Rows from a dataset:
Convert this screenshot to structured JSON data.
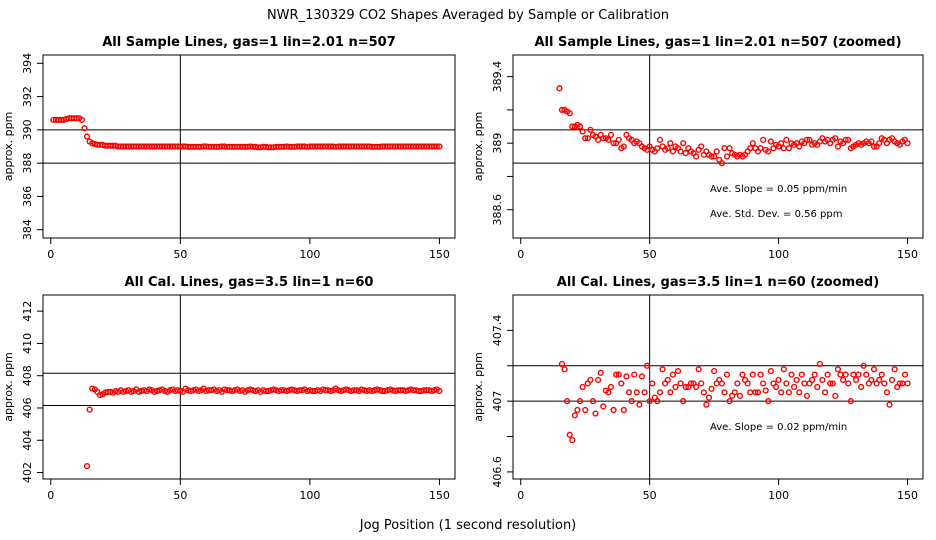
{
  "title": "NWR_130329  CO2 Shapes Averaged by Sample or Calibration",
  "xlabel": "Jog Position (1 second resolution)",
  "chart_data": [
    {
      "type": "scatter",
      "title": "All Sample Lines, gas=1 lin=2.01 n=507",
      "ylabel": "approx. ppm",
      "xlim": [
        -3,
        156
      ],
      "ylim": [
        383.5,
        394.5
      ],
      "xticks": [
        0,
        50,
        100,
        150
      ],
      "yticks": [
        384,
        386,
        388,
        390,
        392,
        394
      ],
      "hlines": [
        390,
        388
      ],
      "vline": 50,
      "color": "#ff0000",
      "annotations": [],
      "x": [
        1,
        2,
        3,
        4,
        5,
        6,
        7,
        8,
        9,
        10,
        11,
        12,
        13,
        14,
        15,
        16,
        17,
        18,
        19,
        20,
        21,
        22,
        23,
        24,
        25,
        26,
        27,
        28,
        29,
        30,
        31,
        32,
        33,
        34,
        35,
        36,
        37,
        38,
        39,
        40,
        41,
        42,
        43,
        44,
        45,
        46,
        47,
        48,
        49,
        50,
        51,
        52,
        53,
        54,
        55,
        56,
        57,
        58,
        59,
        60,
        61,
        62,
        63,
        64,
        65,
        66,
        67,
        68,
        69,
        70,
        71,
        72,
        73,
        74,
        75,
        76,
        77,
        78,
        79,
        80,
        81,
        82,
        83,
        84,
        85,
        86,
        87,
        88,
        89,
        90,
        91,
        92,
        93,
        94,
        95,
        96,
        97,
        98,
        99,
        100,
        101,
        102,
        103,
        104,
        105,
        106,
        107,
        108,
        109,
        110,
        111,
        112,
        113,
        114,
        115,
        116,
        117,
        118,
        119,
        120,
        121,
        122,
        123,
        124,
        125,
        126,
        127,
        128,
        129,
        130,
        131,
        132,
        133,
        134,
        135,
        136,
        137,
        138,
        139,
        140,
        141,
        142,
        143,
        144,
        145,
        146,
        147,
        148,
        149,
        150
      ],
      "y": [
        390.6,
        390.6,
        390.6,
        390.6,
        390.6,
        390.65,
        390.7,
        390.7,
        390.7,
        390.7,
        390.7,
        390.6,
        390.1,
        389.6,
        389.3,
        389.2,
        389.15,
        389.1,
        389.1,
        389.1,
        389.05,
        389.05,
        389.05,
        389.05,
        389.05,
        389.0,
        389.0,
        389.0,
        389.0,
        389.0,
        389.0,
        389.0,
        389.0,
        389.0,
        389.0,
        389.0,
        389.0,
        389.0,
        389.0,
        389.0,
        389.0,
        389.0,
        389.0,
        389.0,
        389.0,
        389.0,
        389.0,
        389.0,
        389.0,
        389.0,
        389.0,
        389.0,
        388.98,
        388.98,
        388.98,
        388.98,
        388.98,
        388.98,
        389.0,
        389.0,
        388.98,
        388.98,
        388.98,
        388.98,
        388.98,
        389.0,
        389.0,
        388.98,
        388.98,
        388.98,
        388.98,
        388.98,
        388.98,
        388.98,
        388.98,
        388.98,
        389.0,
        388.98,
        388.98,
        388.95,
        388.95,
        388.98,
        388.98,
        388.95,
        388.95,
        388.95,
        388.98,
        388.98,
        388.98,
        388.98,
        389.0,
        388.98,
        388.98,
        388.98,
        389.0,
        389.0,
        389.0,
        389.0,
        388.98,
        389.0,
        389.0,
        389.0,
        389.0,
        389.0,
        389.0,
        389.0,
        389.0,
        389.0,
        389.0,
        388.98,
        389.0,
        389.0,
        389.0,
        389.0,
        389.0,
        389.0,
        389.0,
        389.0,
        389.0,
        389.0,
        389.0,
        389.0,
        389.0,
        388.98,
        388.98,
        388.98,
        388.98,
        389.0,
        389.0,
        389.0,
        389.0,
        389.0,
        389.0,
        389.0,
        389.0,
        389.0,
        389.0,
        389.0,
        389.0,
        389.0,
        389.0,
        389.0,
        389.0,
        389.0,
        389.0,
        389.0,
        389.0,
        389.0,
        389.0,
        389.0
      ]
    },
    {
      "type": "scatter",
      "title": "All Sample Lines, gas=1 lin=2.01 n=507 (zoomed)",
      "ylabel": "approx. ppm",
      "xlim": [
        -3,
        156
      ],
      "ylim": [
        388.43,
        389.53
      ],
      "xticks": [
        0,
        50,
        100,
        150
      ],
      "yticks": [
        388.6,
        388.8,
        389.0,
        389.2,
        389.4
      ],
      "yticklabels_shown": [
        388.6,
        389.0,
        389.4
      ],
      "hlines": [
        389.08,
        388.88
      ],
      "vline": 50,
      "color": "#ff0000",
      "annotations": [
        "Ave. Slope =  0.05  ppm/min",
        "Ave. Std. Dev. =  0.56  ppm"
      ],
      "x": [
        15,
        16,
        17,
        18,
        19,
        20,
        21,
        22,
        23,
        24,
        25,
        26,
        27,
        28,
        29,
        30,
        31,
        32,
        33,
        34,
        35,
        36,
        37,
        38,
        39,
        40,
        41,
        42,
        43,
        44,
        45,
        46,
        47,
        48,
        49,
        50,
        51,
        52,
        53,
        54,
        55,
        56,
        57,
        58,
        59,
        60,
        61,
        62,
        63,
        64,
        65,
        66,
        67,
        68,
        69,
        70,
        71,
        72,
        73,
        74,
        75,
        76,
        77,
        78,
        79,
        80,
        81,
        82,
        83,
        84,
        85,
        86,
        87,
        88,
        89,
        90,
        91,
        92,
        93,
        94,
        95,
        96,
        97,
        98,
        99,
        100,
        101,
        102,
        103,
        104,
        105,
        106,
        107,
        108,
        109,
        110,
        111,
        112,
        113,
        114,
        115,
        116,
        117,
        118,
        119,
        120,
        121,
        122,
        123,
        124,
        125,
        126,
        127,
        128,
        129,
        130,
        131,
        132,
        133,
        134,
        135,
        136,
        137,
        138,
        139,
        140,
        141,
        142,
        143,
        144,
        145,
        146,
        147,
        148,
        149,
        150
      ],
      "y": [
        389.33,
        389.2,
        389.2,
        389.19,
        389.18,
        389.1,
        389.1,
        389.11,
        389.1,
        389.07,
        389.03,
        389.03,
        389.08,
        389.05,
        389.04,
        389.02,
        389.05,
        389.03,
        389.03,
        389.02,
        389.05,
        389.0,
        389.0,
        389.02,
        388.97,
        388.98,
        389.05,
        389.03,
        389.02,
        389.0,
        389.01,
        389.0,
        388.98,
        388.97,
        388.96,
        388.98,
        388.96,
        388.95,
        388.97,
        389.02,
        388.98,
        388.96,
        388.97,
        389.0,
        388.95,
        388.98,
        388.97,
        388.95,
        389.0,
        388.94,
        388.97,
        388.95,
        388.94,
        388.92,
        388.96,
        388.98,
        388.93,
        388.95,
        388.93,
        388.92,
        388.92,
        388.95,
        388.9,
        388.88,
        388.97,
        388.92,
        388.97,
        388.94,
        388.93,
        388.92,
        388.93,
        388.92,
        388.93,
        388.95,
        388.97,
        389.0,
        388.97,
        388.95,
        388.97,
        389.02,
        388.96,
        388.95,
        389.01,
        388.97,
        388.99,
        388.98,
        389.0,
        388.97,
        389.02,
        388.97,
        389.0,
        388.99,
        389.0,
        388.98,
        389.01,
        389.0,
        389.02,
        389.02,
        388.99,
        389.0,
        388.99,
        389.01,
        389.03,
        389.01,
        389.02,
        389.0,
        389.02,
        389.03,
        388.98,
        389.01,
        389.0,
        389.02,
        389.02,
        388.97,
        388.98,
        388.99,
        389.0,
        388.99,
        389.0,
        389.01,
        389.0,
        389.01,
        388.98,
        388.98,
        389.0,
        389.03,
        389.02,
        389.0,
        389.02,
        389.03,
        389.01,
        389.0,
        388.99,
        389.01,
        389.02,
        389.0
      ],
      "notes": "zoomed view of the same series"
    },
    {
      "type": "scatter",
      "title": "All Cal. Lines, gas=3.5 lin=1 n=60",
      "ylabel": "approx. ppm",
      "xlim": [
        -3,
        156
      ],
      "ylim": [
        401.6,
        413.0
      ],
      "xticks": [
        0,
        50,
        100,
        150
      ],
      "yticks": [
        402,
        404,
        406,
        408,
        410,
        412
      ],
      "hlines": [
        408.15,
        406.15
      ],
      "vline": 50,
      "color": "#ff0000",
      "annotations": [],
      "x": [
        14,
        15,
        16,
        17,
        18,
        19,
        20,
        21,
        22,
        23,
        24,
        25,
        26,
        27,
        28,
        29,
        30,
        31,
        32,
        33,
        34,
        35,
        36,
        37,
        38,
        39,
        40,
        41,
        42,
        43,
        44,
        45,
        46,
        47,
        48,
        49,
        50,
        51,
        52,
        53,
        54,
        55,
        56,
        57,
        58,
        59,
        60,
        61,
        62,
        63,
        64,
        65,
        66,
        67,
        68,
        69,
        70,
        71,
        72,
        73,
        74,
        75,
        76,
        77,
        78,
        79,
        80,
        81,
        82,
        83,
        84,
        85,
        86,
        87,
        88,
        89,
        90,
        91,
        92,
        93,
        94,
        95,
        96,
        97,
        98,
        99,
        100,
        101,
        102,
        103,
        104,
        105,
        106,
        107,
        108,
        109,
        110,
        111,
        112,
        113,
        114,
        115,
        116,
        117,
        118,
        119,
        120,
        121,
        122,
        123,
        124,
        125,
        126,
        127,
        128,
        129,
        130,
        131,
        132,
        133,
        134,
        135,
        136,
        137,
        138,
        139,
        140,
        141,
        142,
        143,
        144,
        145,
        146,
        147,
        148,
        149,
        150
      ],
      "y": [
        402.4,
        405.9,
        407.2,
        407.15,
        407.0,
        406.8,
        406.85,
        406.95,
        407.0,
        407.0,
        406.95,
        407.05,
        407.0,
        407.1,
        407.0,
        407.05,
        407.1,
        407.0,
        407.05,
        407.15,
        407.0,
        407.05,
        407.1,
        407.05,
        407.15,
        407.1,
        407.0,
        407.05,
        407.1,
        407.15,
        407.05,
        407.0,
        407.1,
        407.15,
        407.05,
        407.1,
        407.05,
        407.0,
        407.2,
        407.1,
        407.05,
        407.1,
        407.15,
        407.05,
        407.1,
        407.2,
        407.05,
        407.1,
        407.1,
        407.15,
        407.05,
        407.1,
        407.0,
        407.15,
        407.1,
        407.1,
        407.05,
        407.1,
        407.15,
        407.05,
        407.1,
        407.0,
        407.1,
        407.15,
        407.1,
        407.05,
        407.1,
        407.0,
        407.1,
        407.05,
        407.05,
        407.1,
        407.15,
        407.1,
        407.05,
        407.1,
        407.1,
        407.05,
        407.1,
        407.15,
        407.1,
        407.05,
        407.1,
        407.1,
        407.15,
        407.05,
        407.1,
        407.05,
        407.05,
        407.1,
        407.05,
        407.15,
        407.1,
        407.1,
        407.05,
        407.1,
        407.2,
        407.1,
        407.05,
        407.1,
        407.15,
        407.1,
        407.05,
        407.1,
        407.1,
        407.05,
        407.15,
        407.1,
        407.05,
        407.1,
        407.05,
        407.1,
        407.15,
        407.1,
        407.05,
        407.05,
        407.1,
        407.15,
        407.1,
        407.05,
        407.1,
        407.1,
        407.1,
        407.05,
        407.1,
        407.15,
        407.1,
        407.1,
        407.05,
        407.05,
        407.1,
        407.1,
        407.1,
        407.05,
        407.1,
        407.15,
        407.05
      ]
    },
    {
      "type": "scatter",
      "title": "All Cal. Lines, gas=3.5 lin=1 n=60 (zoomed)",
      "ylabel": "approx. ppm",
      "xlim": [
        -3,
        156
      ],
      "ylim": [
        406.56,
        407.6
      ],
      "xticks": [
        0,
        50,
        100,
        150
      ],
      "yticks": [
        406.6,
        406.8,
        407.0,
        407.2,
        407.4
      ],
      "yticklabels_shown": [
        406.6,
        407.0,
        407.4
      ],
      "hlines": [
        407.2,
        407.0
      ],
      "vline": 50,
      "color": "#ff0000",
      "annotations": [
        "Ave. Slope =  0.02  ppm/min"
      ],
      "x": [
        16,
        17,
        18,
        19,
        20,
        21,
        22,
        23,
        24,
        25,
        26,
        27,
        28,
        29,
        30,
        31,
        32,
        33,
        34,
        35,
        36,
        37,
        38,
        39,
        40,
        41,
        42,
        43,
        44,
        45,
        46,
        47,
        48,
        49,
        50,
        51,
        52,
        53,
        54,
        55,
        56,
        57,
        58,
        59,
        60,
        61,
        62,
        63,
        64,
        65,
        66,
        67,
        68,
        69,
        70,
        71,
        72,
        73,
        74,
        75,
        76,
        77,
        78,
        79,
        80,
        81,
        82,
        83,
        84,
        85,
        86,
        87,
        88,
        89,
        90,
        91,
        92,
        93,
        94,
        95,
        96,
        97,
        98,
        99,
        100,
        101,
        102,
        103,
        104,
        105,
        106,
        107,
        108,
        109,
        110,
        111,
        112,
        113,
        114,
        115,
        116,
        117,
        118,
        119,
        120,
        121,
        122,
        123,
        124,
        125,
        126,
        127,
        128,
        129,
        130,
        131,
        132,
        133,
        134,
        135,
        136,
        137,
        138,
        139,
        140,
        141,
        142,
        143,
        144,
        145,
        146,
        147,
        148,
        149,
        150
      ],
      "y": [
        407.21,
        407.18,
        407.0,
        406.81,
        406.78,
        406.92,
        406.95,
        407.0,
        407.08,
        406.95,
        407.1,
        407.12,
        407.0,
        406.93,
        407.12,
        407.16,
        406.97,
        407.06,
        407.05,
        407.08,
        406.95,
        407.15,
        407.15,
        407.1,
        406.95,
        407.14,
        407.05,
        407.0,
        407.15,
        407.05,
        406.98,
        407.14,
        407.05,
        407.2,
        407.0,
        407.1,
        407.02,
        407.0,
        407.05,
        407.18,
        407.1,
        407.12,
        407.05,
        407.15,
        407.08,
        407.17,
        407.1,
        407.0,
        407.08,
        407.08,
        407.1,
        407.1,
        407.08,
        407.18,
        407.1,
        407.05,
        406.98,
        407.02,
        407.07,
        407.17,
        407.1,
        407.12,
        407.1,
        407.05,
        407.15,
        407.0,
        407.03,
        407.05,
        407.1,
        407.03,
        407.15,
        407.12,
        407.1,
        407.05,
        407.15,
        407.05,
        407.05,
        407.15,
        407.1,
        407.06,
        407.0,
        407.17,
        407.1,
        407.08,
        407.12,
        407.05,
        407.18,
        407.1,
        407.05,
        407.15,
        407.08,
        407.12,
        407.05,
        407.15,
        407.1,
        407.03,
        407.1,
        407.12,
        407.15,
        407.08,
        407.21,
        407.12,
        407.05,
        407.15,
        407.1,
        407.1,
        407.03,
        407.18,
        407.15,
        407.12,
        407.15,
        407.1,
        407.0,
        407.15,
        407.12,
        407.15,
        407.08,
        407.2,
        407.15,
        407.1,
        407.12,
        407.18,
        407.1,
        407.12,
        407.15,
        407.1,
        407.05,
        406.98,
        407.12,
        407.18,
        407.08,
        407.1,
        407.1,
        407.15,
        407.1
      ]
    }
  ]
}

Problem: Find "Slope". Copy every line it occurs in.

Output of the exercise:
        "Ave. Slope =  0.05  ppm/min",
        "Ave. Slope =  0.02  ppm/min"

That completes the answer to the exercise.